### [EXERCISE GOAL]
The records below are split into lines. How many of those lines contain the string "kind"? Reply with the number only.

### [Stored data]

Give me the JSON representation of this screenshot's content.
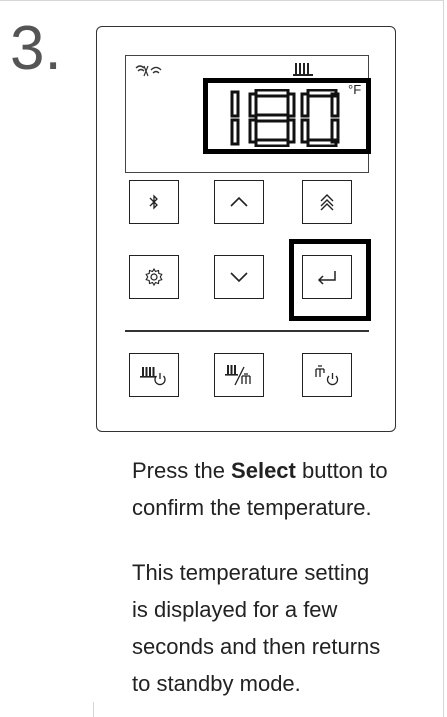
{
  "step": {
    "number": "3."
  },
  "display": {
    "temperature": "180",
    "unit": "°F",
    "icons": [
      "wifi-icon",
      "heating-icon"
    ]
  },
  "buttons": [
    {
      "name": "bluetooth-button",
      "icon": "bluetooth-icon"
    },
    {
      "name": "up-button",
      "icon": "chevron-up-icon"
    },
    {
      "name": "fast-up-button",
      "icon": "double-chevron-up-icon"
    },
    {
      "name": "settings-button",
      "icon": "gear-icon"
    },
    {
      "name": "down-button",
      "icon": "chevron-down-icon"
    },
    {
      "name": "select-button",
      "icon": "enter-icon"
    },
    {
      "name": "heating-power-button",
      "icon": "radiator-power-icon"
    },
    {
      "name": "heating-water-button",
      "icon": "radiator-tap-icon"
    },
    {
      "name": "water-power-button",
      "icon": "tap-power-icon"
    }
  ],
  "instructions": {
    "p1_before": "Press the ",
    "p1_bold": "Select",
    "p1_after_line1": " button to",
    "p1_line2": "confirm the temperature.",
    "p2_line1": "This temperature setting",
    "p2_line2": "is displayed for a few",
    "p2_line3": "seconds and then returns",
    "p2_line4": "to standby mode."
  },
  "colors": {
    "stroke": "#222222",
    "highlight": "#000000",
    "step_number": "#555555"
  }
}
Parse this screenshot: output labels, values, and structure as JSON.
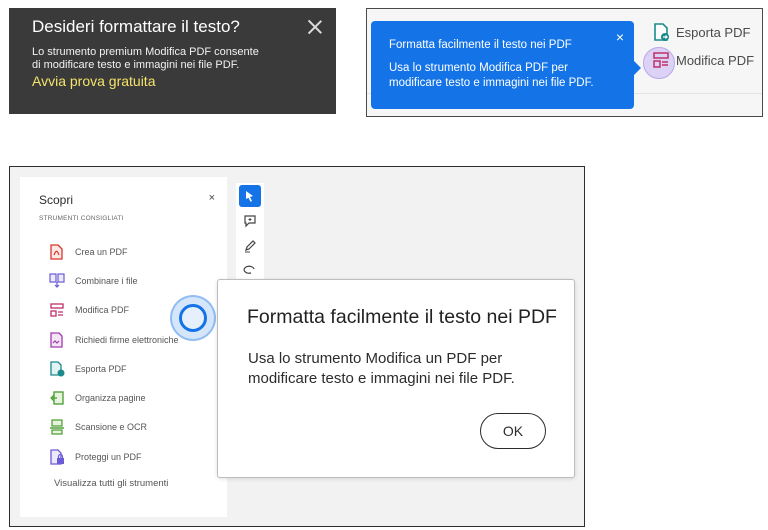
{
  "dark_toast": {
    "title": "Desideri formattare il testo?",
    "body": "Lo strumento premium Modifica PDF consente di modificare testo e immagini nei file PDF.",
    "link": "Avvia prova gratuita"
  },
  "coachmark": {
    "title": "Formatta facilmente il testo nei PDF",
    "body": "Usa lo strumento Modifica PDF per modificare testo e immagini nei file PDF.",
    "close": "×"
  },
  "tools_panel": {
    "export_label": "Esporta PDF",
    "modify_label": "Modifica PDF"
  },
  "sidebar": {
    "title": "Scopri",
    "close": "×",
    "section": "STRUMENTI CONSIGLIATI",
    "items": [
      {
        "label": "Crea un PDF",
        "icon": "create-pdf-icon",
        "color": "#d9352c"
      },
      {
        "label": "Combinare i file",
        "icon": "combine-files-icon",
        "color": "#6b5bd6"
      },
      {
        "label": "Modifica PDF",
        "icon": "edit-pdf-icon",
        "color": "#d9352c"
      },
      {
        "label": "Richiedi firme elettroniche",
        "icon": "request-signature-icon",
        "color": "#a13ab0"
      },
      {
        "label": "Esporta PDF",
        "icon": "export-pdf-icon",
        "color": "#1a8a8a"
      },
      {
        "label": "Organizza pagine",
        "icon": "organize-pages-icon",
        "color": "#4a9b2e"
      },
      {
        "label": "Scansione e OCR",
        "icon": "scan-ocr-icon",
        "color": "#4a9b2e"
      },
      {
        "label": "Proteggi un PDF",
        "icon": "protect-pdf-icon",
        "color": "#6b5bd6"
      }
    ],
    "view_all": "Visualizza tutti gli strumenti"
  },
  "dialog": {
    "title": "Formatta facilmente il testo nei PDF",
    "body": "Usa lo strumento Modifica un PDF per modificare testo e immagini nei file PDF.",
    "ok": "OK"
  },
  "colors": {
    "accent": "#1473e6",
    "toast_bg": "#3a3a3a",
    "link_yellow": "#f5e36a"
  }
}
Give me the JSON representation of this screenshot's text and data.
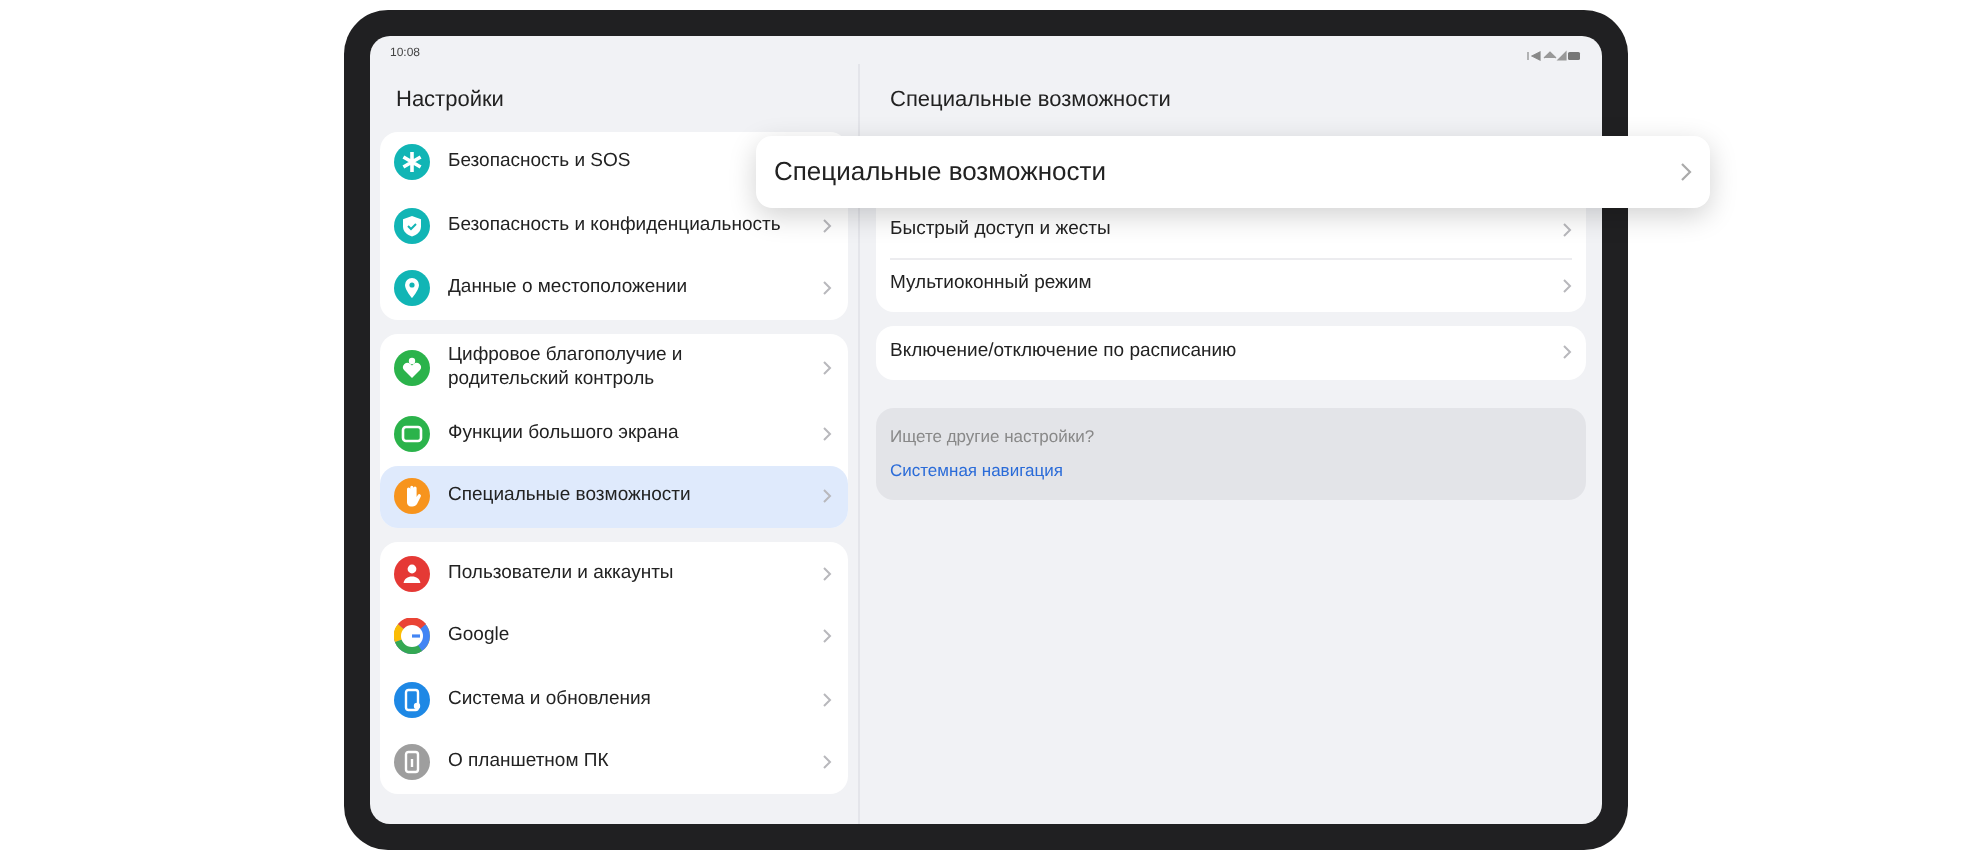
{
  "status_bar": {
    "time": "10:08"
  },
  "sidebar": {
    "title": "Настройки",
    "groups": [
      {
        "items": [
          {
            "label": "Безопасность и SOS",
            "kind": "sos",
            "selected": false
          },
          {
            "label": "Безопасность и конфиденциальность",
            "kind": "shield",
            "selected": false
          },
          {
            "label": "Данные о местоположении",
            "kind": "location",
            "selected": false
          }
        ]
      },
      {
        "items": [
          {
            "label": "Цифровое благополучие и родительский контроль",
            "kind": "wellbeing",
            "selected": false
          },
          {
            "label": "Функции большого экрана",
            "kind": "screen",
            "selected": false
          },
          {
            "label": "Специальные возможности",
            "kind": "hand",
            "selected": true
          }
        ]
      },
      {
        "items": [
          {
            "label": "Пользователи и аккаунты",
            "kind": "user",
            "selected": false
          },
          {
            "label": "Google",
            "kind": "google",
            "selected": false
          },
          {
            "label": "Система и обновления",
            "kind": "system",
            "selected": false
          },
          {
            "label": "О планшетном ПК",
            "kind": "about",
            "selected": false
          }
        ]
      }
    ]
  },
  "detail": {
    "title": "Специальные возможности",
    "groups": [
      {
        "covered_top": true,
        "items": [
          "Быстрый доступ и жесты",
          "Мультиоконный режим"
        ]
      },
      {
        "covered_top": false,
        "items": [
          "Включение/отключение по расписанию"
        ]
      }
    ],
    "suggestion": {
      "question": "Ищете другие настройки?",
      "link": "Системная навигация"
    }
  },
  "popup": {
    "label": "Специальные возможности"
  }
}
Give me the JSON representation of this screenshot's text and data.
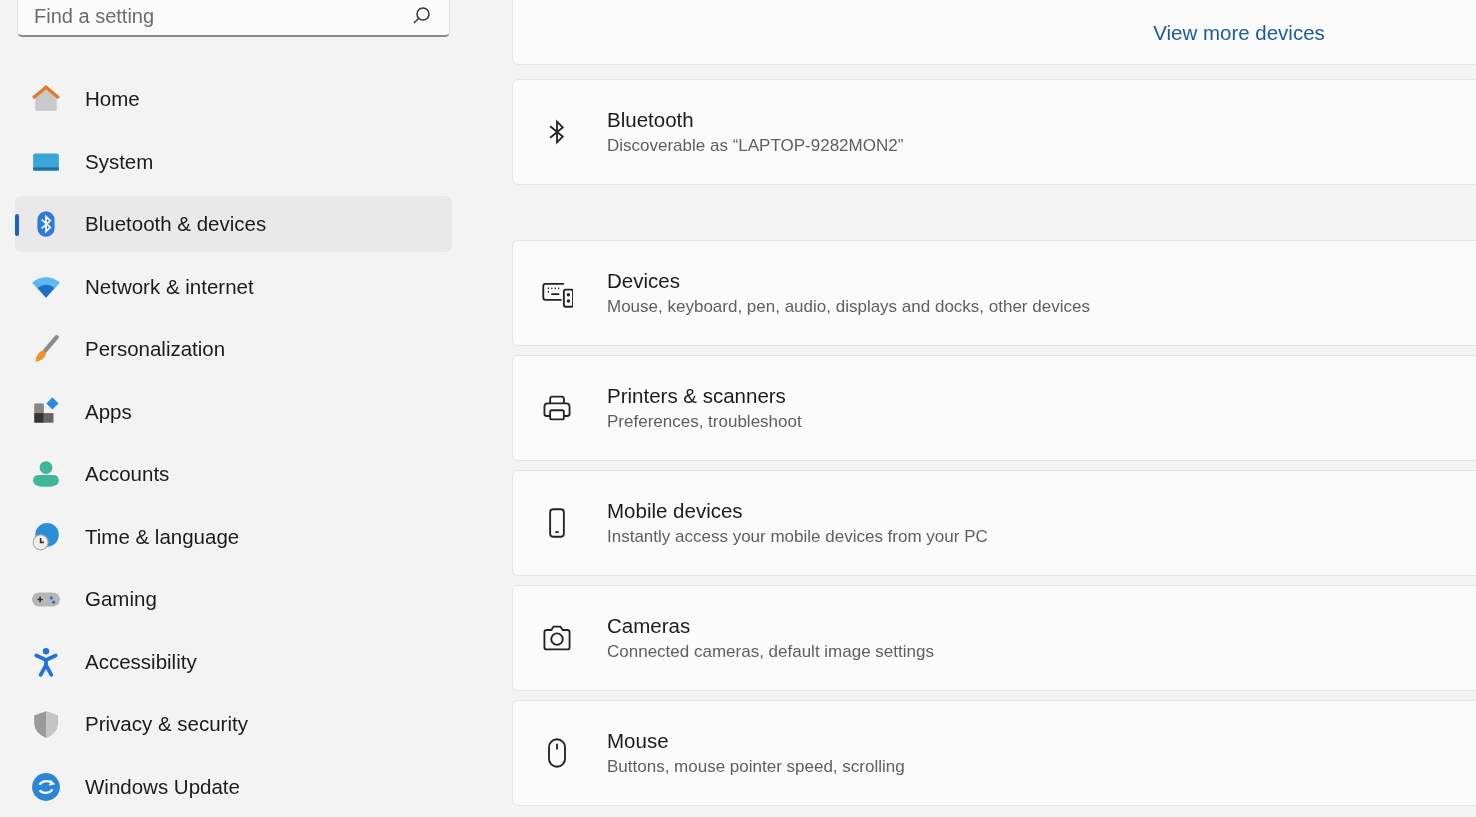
{
  "search": {
    "placeholder": "Find a setting"
  },
  "nav": [
    {
      "label": "Home",
      "selected": false
    },
    {
      "label": "System",
      "selected": false
    },
    {
      "label": "Bluetooth & devices",
      "selected": true
    },
    {
      "label": "Network & internet",
      "selected": false
    },
    {
      "label": "Personalization",
      "selected": false
    },
    {
      "label": "Apps",
      "selected": false
    },
    {
      "label": "Accounts",
      "selected": false
    },
    {
      "label": "Time & language",
      "selected": false
    },
    {
      "label": "Gaming",
      "selected": false
    },
    {
      "label": "Accessibility",
      "selected": false
    },
    {
      "label": "Privacy & security",
      "selected": false
    },
    {
      "label": "Windows Update",
      "selected": false
    }
  ],
  "view_more": "View more devices",
  "bluetooth": {
    "title": "Bluetooth",
    "subtitle": "Discoverable as “LAPTOP-9282MON2”"
  },
  "settings": [
    {
      "title": "Devices",
      "subtitle": "Mouse, keyboard, pen, audio, displays and docks, other devices"
    },
    {
      "title": "Printers & scanners",
      "subtitle": "Preferences, troubleshoot"
    },
    {
      "title": "Mobile devices",
      "subtitle": "Instantly access your mobile devices from your PC"
    },
    {
      "title": "Cameras",
      "subtitle": "Connected cameras, default image settings"
    },
    {
      "title": "Mouse",
      "subtitle": "Buttons, mouse pointer speed, scrolling"
    }
  ]
}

### [WRITTEN ANSWER]
10